[START OF DATA PROVIDED]

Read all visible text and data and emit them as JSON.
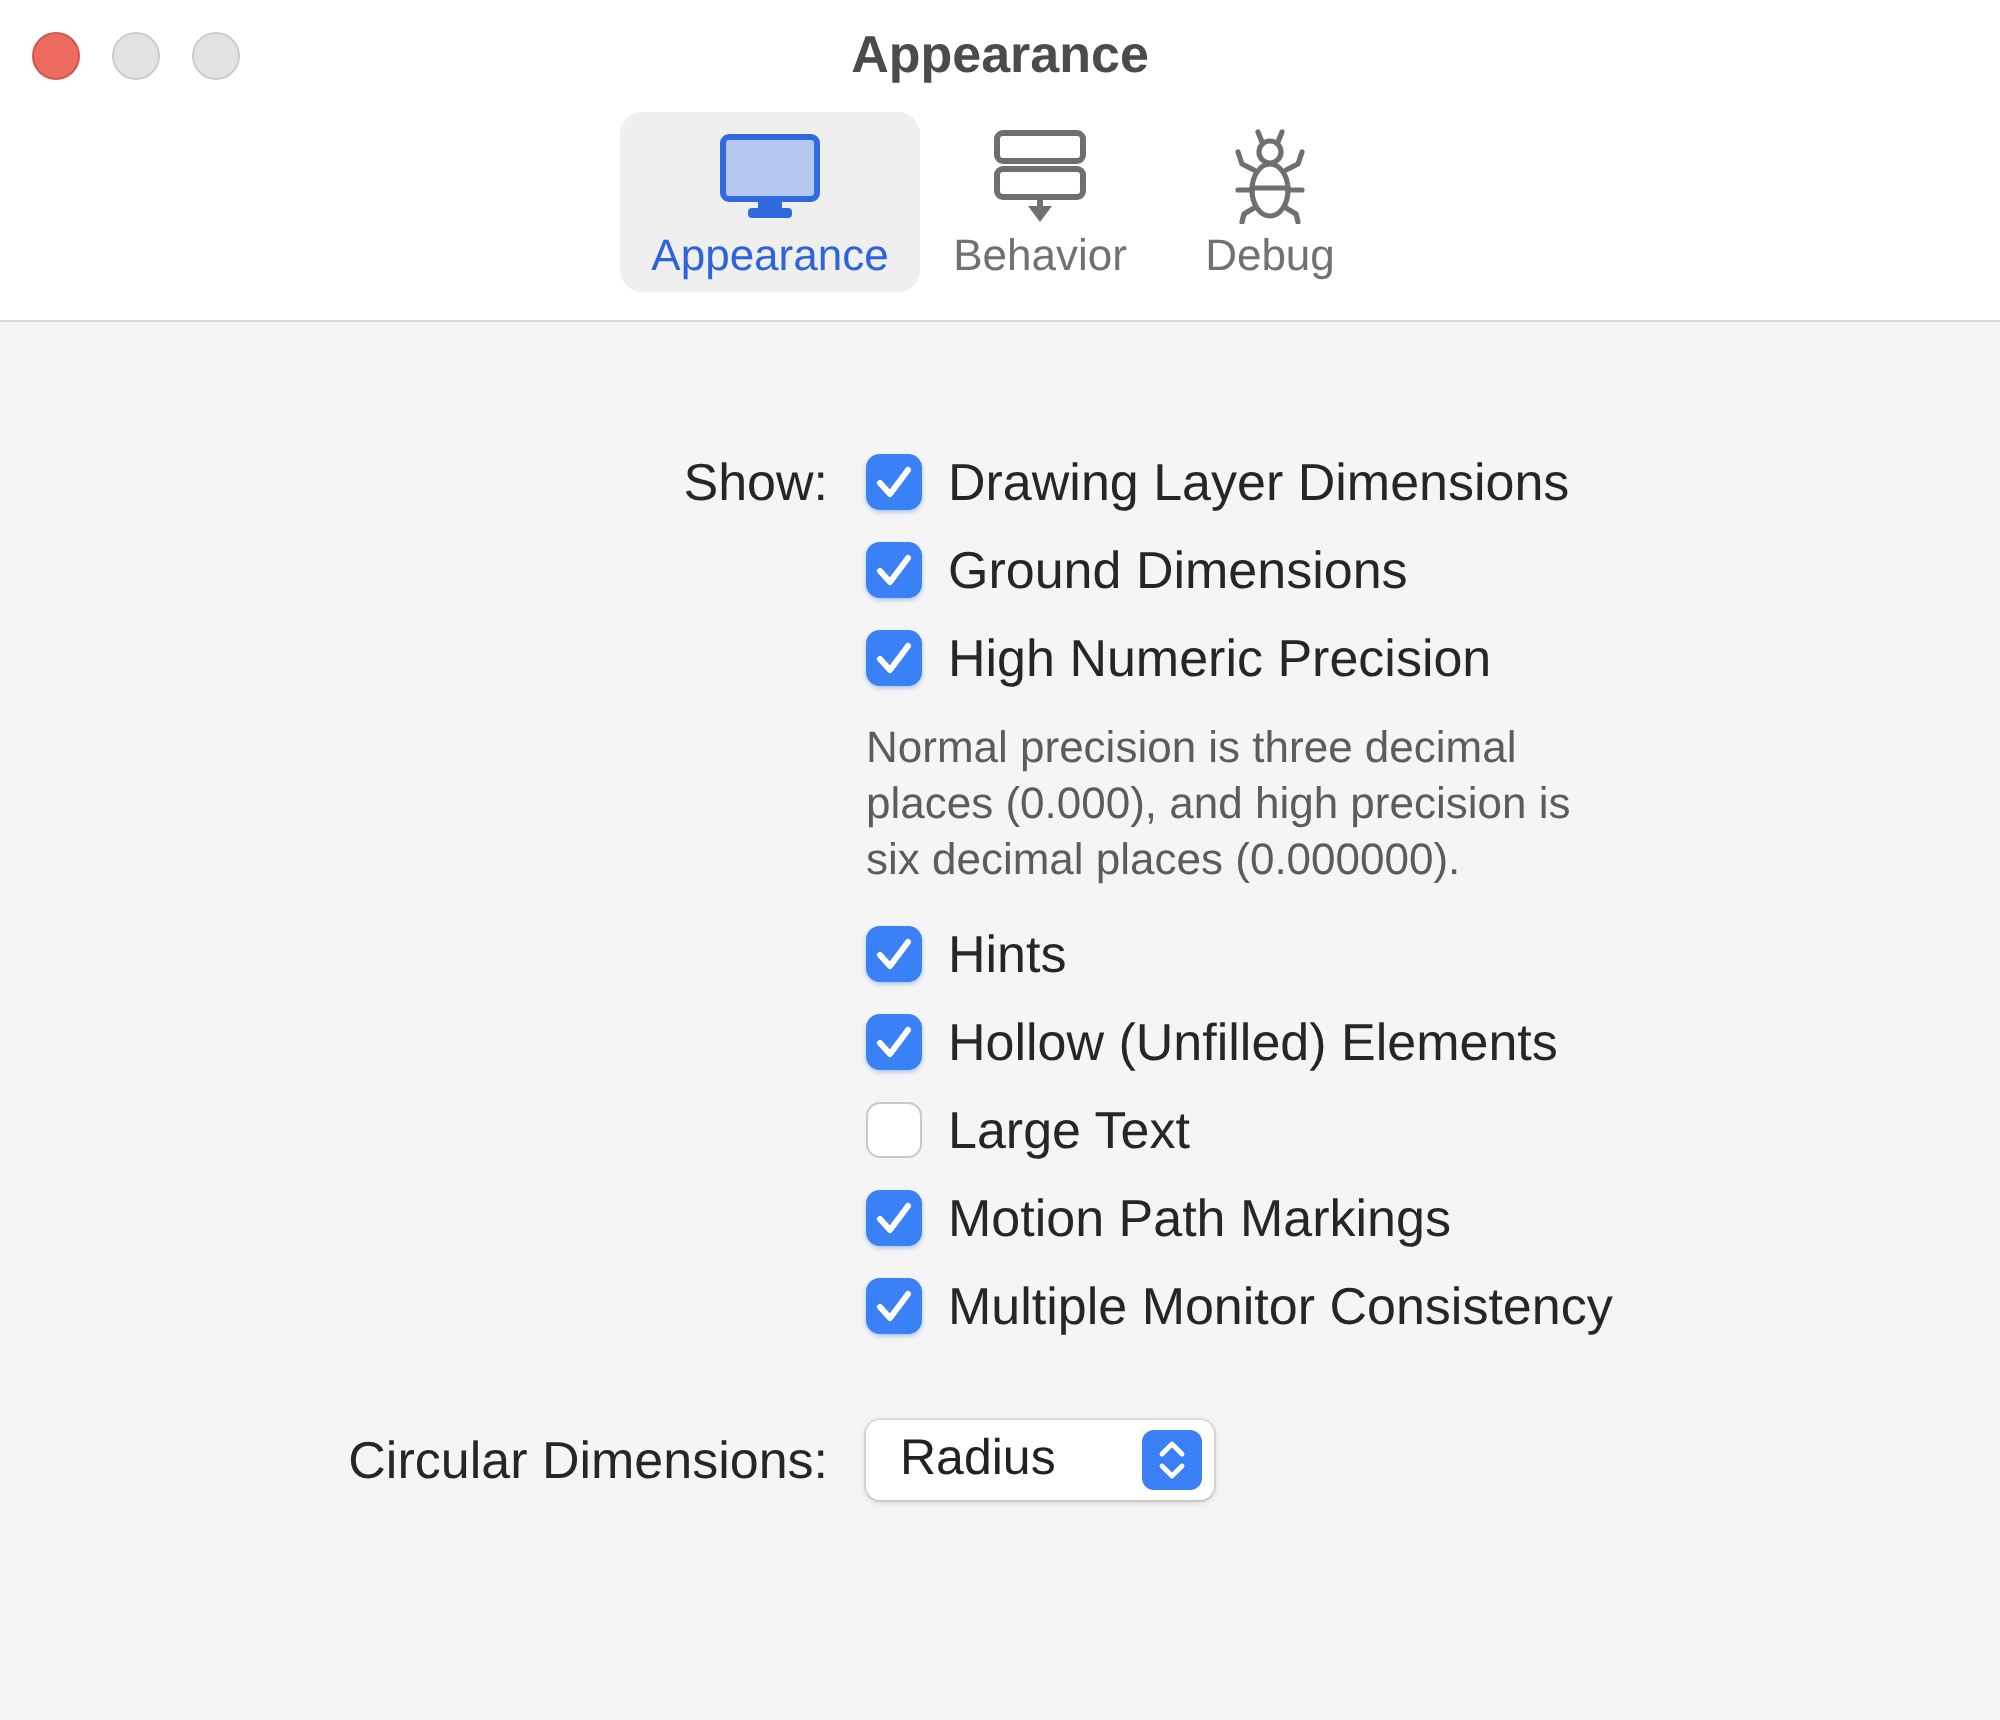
{
  "window": {
    "title": "Appearance",
    "buttons": [
      {
        "kind": "close",
        "disabled": false
      },
      {
        "kind": "minimize",
        "disabled": true
      },
      {
        "kind": "zoom",
        "disabled": true
      }
    ]
  },
  "tabs": [
    {
      "label": "Appearance",
      "selected": true
    },
    {
      "label": "Behavior",
      "selected": false
    },
    {
      "label": "Debug",
      "selected": false
    }
  ],
  "show": {
    "label": "Show:",
    "items": [
      {
        "kind": "checkbox",
        "label": "Drawing Layer Dimensions",
        "checked": true
      },
      {
        "kind": "checkbox",
        "label": "Ground Dimensions",
        "checked": true
      },
      {
        "kind": "checkbox",
        "label": "High Numeric Precision",
        "checked": true
      },
      {
        "kind": "note",
        "text": "Normal precision is three decimal places (0.000), and high precision is six decimal places (0.000000)."
      },
      {
        "kind": "checkbox",
        "label": "Hints",
        "checked": true
      },
      {
        "kind": "checkbox",
        "label": "Hollow (Unfilled) Elements",
        "checked": true
      },
      {
        "kind": "checkbox",
        "label": "Large Text",
        "checked": false
      },
      {
        "kind": "checkbox",
        "label": "Motion Path Markings",
        "checked": true
      },
      {
        "kind": "checkbox",
        "label": "Multiple Monitor Consistency",
        "checked": true
      }
    ]
  },
  "circular_dimensions": {
    "label": "Circular Dimensions:",
    "value": "Radius"
  }
}
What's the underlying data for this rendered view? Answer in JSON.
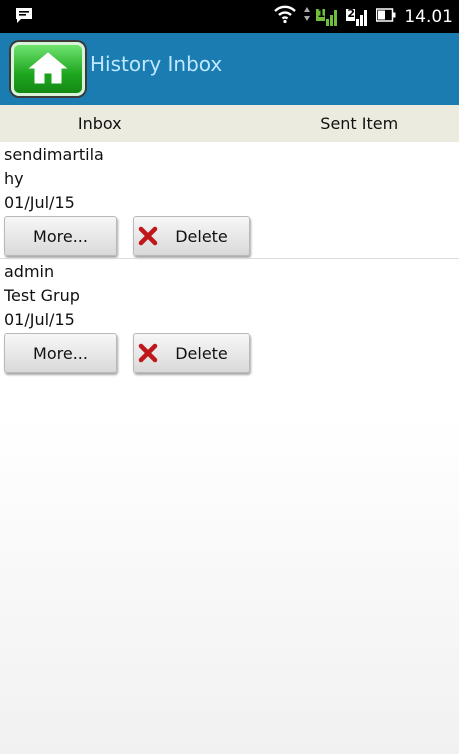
{
  "status_bar": {
    "time": "14.01",
    "icons": [
      "chat-notification-icon",
      "wifi-icon",
      "signal-sim1-icon",
      "signal-sim2-icon",
      "battery-icon"
    ],
    "sim1_label": "1",
    "sim2_label": "2"
  },
  "app_bar": {
    "title": "History Inbox",
    "home_icon": "home-icon",
    "color": "#1a7cb0"
  },
  "tabs": [
    {
      "label": "Inbox"
    },
    {
      "label": "Sent Item"
    }
  ],
  "messages": [
    {
      "sender": "sendimartila",
      "text": "hy",
      "date": "01/Jul/15",
      "more_label": "More...",
      "delete_label": "Delete"
    },
    {
      "sender": "admin",
      "text": "Test Grup",
      "date": "01/Jul/15",
      "more_label": "More...",
      "delete_label": "Delete"
    }
  ]
}
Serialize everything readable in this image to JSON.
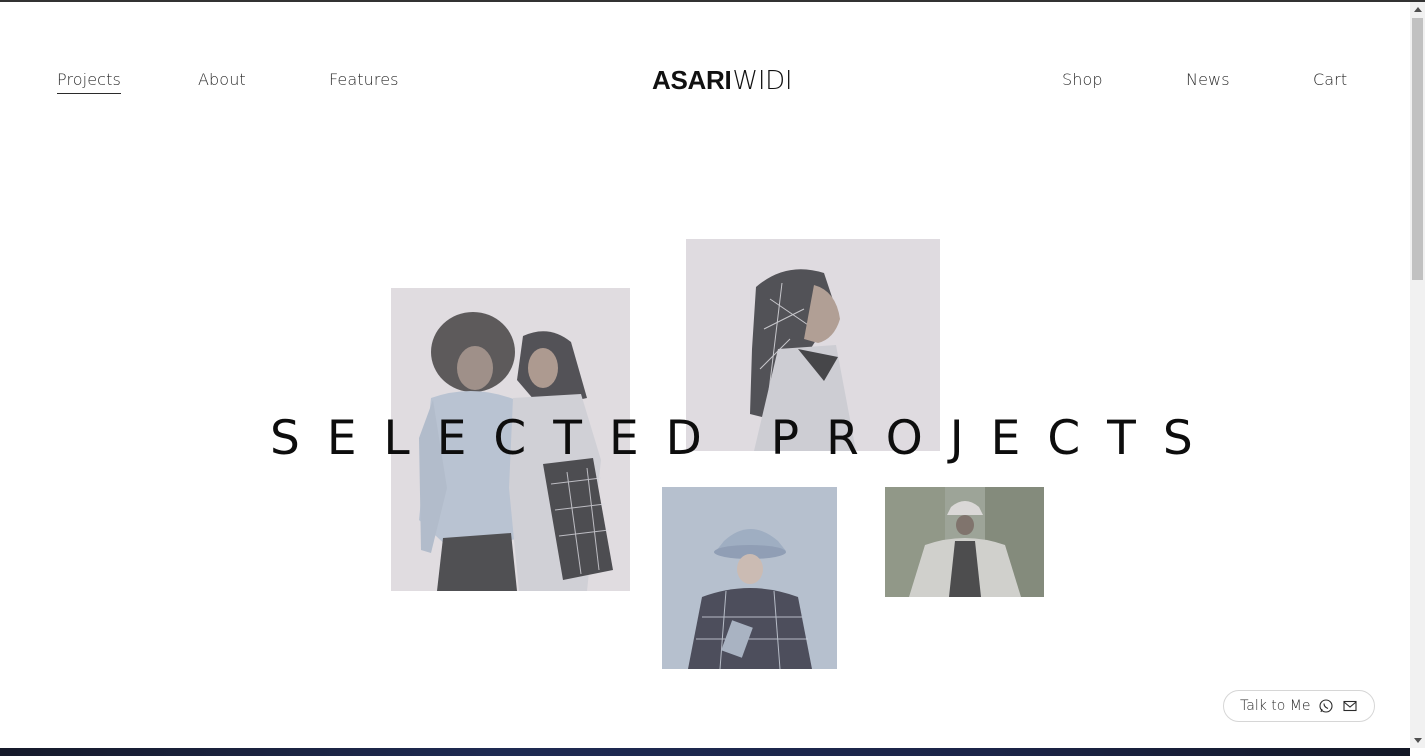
{
  "nav": {
    "left": [
      {
        "label": "Projects",
        "active": true
      },
      {
        "label": "About"
      },
      {
        "label": "Features"
      }
    ],
    "right": [
      {
        "label": "Shop"
      },
      {
        "label": "News"
      },
      {
        "label": "Cart"
      }
    ]
  },
  "logo": {
    "bold": "ASARI",
    "light": "WIDI"
  },
  "hero": {
    "headline": "SELECTED PROJECTS"
  },
  "photos": [
    {
      "name": "photo-two-models",
      "subject": "two models in grey knitwear with patterned tote"
    },
    {
      "name": "photo-headscarf-profile",
      "subject": "model in patterned headscarf, side profile"
    },
    {
      "name": "photo-bucket-hat-runway",
      "subject": "model in bucket hat and patterned top"
    },
    {
      "name": "photo-bucket-hat-outdoor",
      "subject": "model in bucket hat and jacket outdoors"
    }
  ],
  "contact_widget": {
    "label": "Talk to Me",
    "icons": [
      "whatsapp-icon",
      "mail-icon"
    ]
  },
  "colors": {
    "text": "#2b2b2b",
    "headline": "#0d0d0d",
    "photo_tint": "#d8d4d8",
    "bottom_band": "#1e2a52"
  }
}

[END OF DATA PROVIDED]

- **WHAT YOU WILL DO**: Make a copy of each line that contains the string "Appearance".

- **RESPONSE TO THE EXERCISE**:
    "title": "Appearance",
      "label": "Appearance",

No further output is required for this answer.